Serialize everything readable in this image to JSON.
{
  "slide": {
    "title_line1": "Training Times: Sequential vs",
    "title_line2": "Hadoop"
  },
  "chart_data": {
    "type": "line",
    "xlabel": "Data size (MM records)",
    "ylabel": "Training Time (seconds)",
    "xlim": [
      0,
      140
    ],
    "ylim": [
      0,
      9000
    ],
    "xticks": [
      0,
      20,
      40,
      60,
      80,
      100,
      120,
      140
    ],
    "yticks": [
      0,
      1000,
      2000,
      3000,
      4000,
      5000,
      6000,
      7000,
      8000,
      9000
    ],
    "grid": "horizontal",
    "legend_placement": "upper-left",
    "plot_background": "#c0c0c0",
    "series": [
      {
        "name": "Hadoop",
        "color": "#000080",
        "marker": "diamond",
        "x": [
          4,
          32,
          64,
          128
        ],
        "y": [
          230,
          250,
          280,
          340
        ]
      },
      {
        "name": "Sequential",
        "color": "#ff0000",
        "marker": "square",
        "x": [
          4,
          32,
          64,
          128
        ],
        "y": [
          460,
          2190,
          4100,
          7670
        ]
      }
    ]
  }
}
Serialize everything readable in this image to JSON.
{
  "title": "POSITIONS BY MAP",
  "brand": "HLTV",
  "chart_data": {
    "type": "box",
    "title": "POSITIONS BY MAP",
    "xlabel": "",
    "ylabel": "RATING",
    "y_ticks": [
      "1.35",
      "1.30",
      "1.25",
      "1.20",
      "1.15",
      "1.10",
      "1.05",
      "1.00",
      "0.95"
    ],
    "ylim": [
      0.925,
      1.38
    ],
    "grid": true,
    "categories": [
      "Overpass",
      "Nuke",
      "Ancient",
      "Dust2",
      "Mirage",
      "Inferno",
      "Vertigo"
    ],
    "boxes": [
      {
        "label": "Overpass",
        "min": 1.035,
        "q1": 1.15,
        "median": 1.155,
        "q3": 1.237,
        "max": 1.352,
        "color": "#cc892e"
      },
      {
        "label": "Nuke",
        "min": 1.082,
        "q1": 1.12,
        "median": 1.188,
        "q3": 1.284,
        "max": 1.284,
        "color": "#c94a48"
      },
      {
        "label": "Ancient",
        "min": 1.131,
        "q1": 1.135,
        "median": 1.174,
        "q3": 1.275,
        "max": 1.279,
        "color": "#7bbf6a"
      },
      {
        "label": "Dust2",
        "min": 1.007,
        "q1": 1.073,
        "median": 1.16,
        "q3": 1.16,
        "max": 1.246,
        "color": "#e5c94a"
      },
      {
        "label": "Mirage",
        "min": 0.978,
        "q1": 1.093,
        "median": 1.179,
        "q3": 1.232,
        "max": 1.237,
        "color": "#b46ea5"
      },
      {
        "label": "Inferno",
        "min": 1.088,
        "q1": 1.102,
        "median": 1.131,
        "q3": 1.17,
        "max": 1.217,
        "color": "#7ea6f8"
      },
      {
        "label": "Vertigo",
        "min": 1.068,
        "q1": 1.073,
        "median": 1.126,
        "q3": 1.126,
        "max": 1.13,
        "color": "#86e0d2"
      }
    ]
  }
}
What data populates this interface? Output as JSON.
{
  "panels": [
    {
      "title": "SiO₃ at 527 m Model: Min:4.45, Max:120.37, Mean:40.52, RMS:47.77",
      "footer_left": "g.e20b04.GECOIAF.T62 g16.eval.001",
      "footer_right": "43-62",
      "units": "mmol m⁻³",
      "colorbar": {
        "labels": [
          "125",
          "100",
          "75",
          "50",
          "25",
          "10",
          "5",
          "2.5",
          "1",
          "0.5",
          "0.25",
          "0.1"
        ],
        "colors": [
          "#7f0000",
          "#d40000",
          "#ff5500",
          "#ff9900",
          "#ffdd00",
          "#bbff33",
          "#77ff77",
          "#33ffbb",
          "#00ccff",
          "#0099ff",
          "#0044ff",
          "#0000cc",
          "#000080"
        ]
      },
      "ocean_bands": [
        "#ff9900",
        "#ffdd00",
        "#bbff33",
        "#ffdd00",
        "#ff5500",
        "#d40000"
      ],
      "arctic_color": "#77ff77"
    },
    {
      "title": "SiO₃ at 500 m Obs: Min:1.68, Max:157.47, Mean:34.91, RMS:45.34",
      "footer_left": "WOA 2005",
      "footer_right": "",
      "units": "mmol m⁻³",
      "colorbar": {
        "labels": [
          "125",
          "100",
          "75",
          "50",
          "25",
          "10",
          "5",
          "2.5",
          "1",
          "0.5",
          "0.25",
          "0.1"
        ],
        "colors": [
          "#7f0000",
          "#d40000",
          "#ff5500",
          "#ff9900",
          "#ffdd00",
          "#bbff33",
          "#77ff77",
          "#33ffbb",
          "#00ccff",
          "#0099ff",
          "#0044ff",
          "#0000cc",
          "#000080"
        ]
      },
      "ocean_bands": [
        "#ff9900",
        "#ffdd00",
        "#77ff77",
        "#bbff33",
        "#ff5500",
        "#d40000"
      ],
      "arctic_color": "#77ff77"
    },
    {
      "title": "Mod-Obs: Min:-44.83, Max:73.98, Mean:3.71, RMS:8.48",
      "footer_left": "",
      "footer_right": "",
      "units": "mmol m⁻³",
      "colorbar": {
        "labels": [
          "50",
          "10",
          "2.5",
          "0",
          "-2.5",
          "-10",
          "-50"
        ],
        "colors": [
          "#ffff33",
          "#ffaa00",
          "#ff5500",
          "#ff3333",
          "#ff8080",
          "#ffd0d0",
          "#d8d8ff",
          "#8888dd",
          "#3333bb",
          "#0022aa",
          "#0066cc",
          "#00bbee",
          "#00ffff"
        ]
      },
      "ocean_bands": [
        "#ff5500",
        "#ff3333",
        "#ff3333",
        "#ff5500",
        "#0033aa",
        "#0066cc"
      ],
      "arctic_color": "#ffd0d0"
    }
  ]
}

§ EXERCISE BRIEF
Take the entries above and copy them out exactly.

§ RESULT OF THIS TASK
Serialize everything readable in this image to JSON.
{
  "slide": {
    "title_line1": "Training Times: Sequential vs",
    "title_line2": "Hadoop"
  },
  "chart_data": {
    "type": "line",
    "xlabel": "Data size (MM records)",
    "ylabel": "Training Time (seconds)",
    "xlim": [
      0,
      140
    ],
    "ylim": [
      0,
      9000
    ],
    "xticks": [
      0,
      20,
      40,
      60,
      80,
      100,
      120,
      140
    ],
    "yticks": [
      0,
      1000,
      2000,
      3000,
      4000,
      5000,
      6000,
      7000,
      8000,
      9000
    ],
    "grid": "horizontal",
    "legend_placement": "upper-left",
    "plot_background": "#c0c0c0",
    "series": [
      {
        "name": "Hadoop",
        "color": "#000080",
        "marker": "diamond",
        "x": [
          4,
          32,
          64,
          128
        ],
        "y": [
          230,
          250,
          280,
          340
        ]
      },
      {
        "name": "Sequential",
        "color": "#ff0000",
        "marker": "square",
        "x": [
          4,
          32,
          64,
          128
        ],
        "y": [
          460,
          2190,
          4100,
          7670
        ]
      }
    ]
  }
}
Serialize everything readable in this image to JSON.
{
  "title": "POSITIONS BY MAP",
  "brand": "HLTV",
  "chart_data": {
    "type": "box",
    "title": "POSITIONS BY MAP",
    "xlabel": "",
    "ylabel": "RATING",
    "y_ticks": [
      "1.35",
      "1.30",
      "1.25",
      "1.20",
      "1.15",
      "1.10",
      "1.05",
      "1.00",
      "0.95"
    ],
    "ylim": [
      0.925,
      1.38
    ],
    "grid": true,
    "categories": [
      "Overpass",
      "Nuke",
      "Ancient",
      "Dust2",
      "Mirage",
      "Inferno",
      "Vertigo"
    ],
    "boxes": [
      {
        "label": "Overpass",
        "min": 1.035,
        "q1": 1.15,
        "median": 1.155,
        "q3": 1.237,
        "max": 1.352,
        "color": "#cc892e"
      },
      {
        "label": "Nuke",
        "min": 1.082,
        "q1": 1.12,
        "median": 1.188,
        "q3": 1.284,
        "max": 1.284,
        "color": "#c94a48"
      },
      {
        "label": "Ancient",
        "min": 1.131,
        "q1": 1.135,
        "median": 1.174,
        "q3": 1.275,
        "max": 1.279,
        "color": "#7bbf6a"
      },
      {
        "label": "Dust2",
        "min": 1.007,
        "q1": 1.073,
        "median": 1.16,
        "q3": 1.16,
        "max": 1.246,
        "color": "#e5c94a"
      },
      {
        "label": "Mirage",
        "min": 0.978,
        "q1": 1.093,
        "median": 1.179,
        "q3": 1.232,
        "max": 1.237,
        "color": "#b46ea5"
      },
      {
        "label": "Inferno",
        "min": 1.088,
        "q1": 1.102,
        "median": 1.131,
        "q3": 1.17,
        "max": 1.217,
        "color": "#7ea6f8"
      },
      {
        "label": "Vertigo",
        "min": 1.068,
        "q1": 1.073,
        "median": 1.126,
        "q3": 1.126,
        "max": 1.13,
        "color": "#86e0d2"
      }
    ]
  }
}
What data populates this interface? Output as JSON.
{
  "panels": [
    {
      "title": "SiO₃ at 527 m Model: Min:4.45, Max:120.37, Mean:40.52, RMS:47.77",
      "footer_left": "g.e20b04.GECOIAF.T62 g16.eval.001",
      "footer_right": "43-62",
      "units": "mmol m⁻³",
      "colorbar": {
        "labels": [
          "125",
          "100",
          "75",
          "50",
          "25",
          "10",
          "5",
          "2.5",
          "1",
          "0.5",
          "0.25",
          "0.1"
        ],
        "colors": [
          "#7f0000",
          "#d40000",
          "#ff5500",
          "#ff9900",
          "#ffdd00",
          "#bbff33",
          "#77ff77",
          "#33ffbb",
          "#00ccff",
          "#0099ff",
          "#0044ff",
          "#0000cc",
          "#000080"
        ]
      },
      "ocean_bands": [
        "#ff9900",
        "#ffdd00",
        "#bbff33",
        "#ffdd00",
        "#ff5500",
        "#d40000"
      ],
      "arctic_color": "#77ff77"
    },
    {
      "title": "SiO₃ at 500 m Obs: Min:1.68, Max:157.47, Mean:34.91, RMS:45.34",
      "footer_left": "WOA 2005",
      "footer_right": "",
      "units": "mmol m⁻³",
      "colorbar": {
        "labels": [
          "125",
          "100",
          "75",
          "50",
          "25",
          "10",
          "5",
          "2.5",
          "1",
          "0.5",
          "0.25",
          "0.1"
        ],
        "colors": [
          "#7f0000",
          "#d40000",
          "#ff5500",
          "#ff9900",
          "#ffdd00",
          "#bbff33",
          "#77ff77",
          "#33ffbb",
          "#00ccff",
          "#0099ff",
          "#0044ff",
          "#0000cc",
          "#000080"
        ]
      },
      "ocean_bands": [
        "#ff9900",
        "#ffdd00",
        "#77ff77",
        "#bbff33",
        "#ff5500",
        "#d40000"
      ],
      "arctic_color": "#77ff77"
    },
    {
      "title": "Mod-Obs: Min:-44.83, Max:73.98, Mean:3.71, RMS:8.48",
      "footer_left": "",
      "footer_right": "",
      "units": "mmol m⁻³",
      "colorbar": {
        "labels": [
          "50",
          "10",
          "2.5",
          "0",
          "-2.5",
          "-10",
          "-50"
        ],
        "colors": [
          "#ffff33",
          "#ffaa00",
          "#ff5500",
          "#ff3333",
          "#ff8080",
          "#ffd0d0",
          "#d8d8ff",
          "#8888dd",
          "#3333bb",
          "#0022aa",
          "#0066cc",
          "#00bbee",
          "#00ffff"
        ]
      },
      "ocean_bands": [
        "#ff5500",
        "#ff3333",
        "#ff3333",
        "#ff5500",
        "#0033aa",
        "#0066cc"
      ],
      "arctic_color": "#ffd0d0"
    }
  ]
}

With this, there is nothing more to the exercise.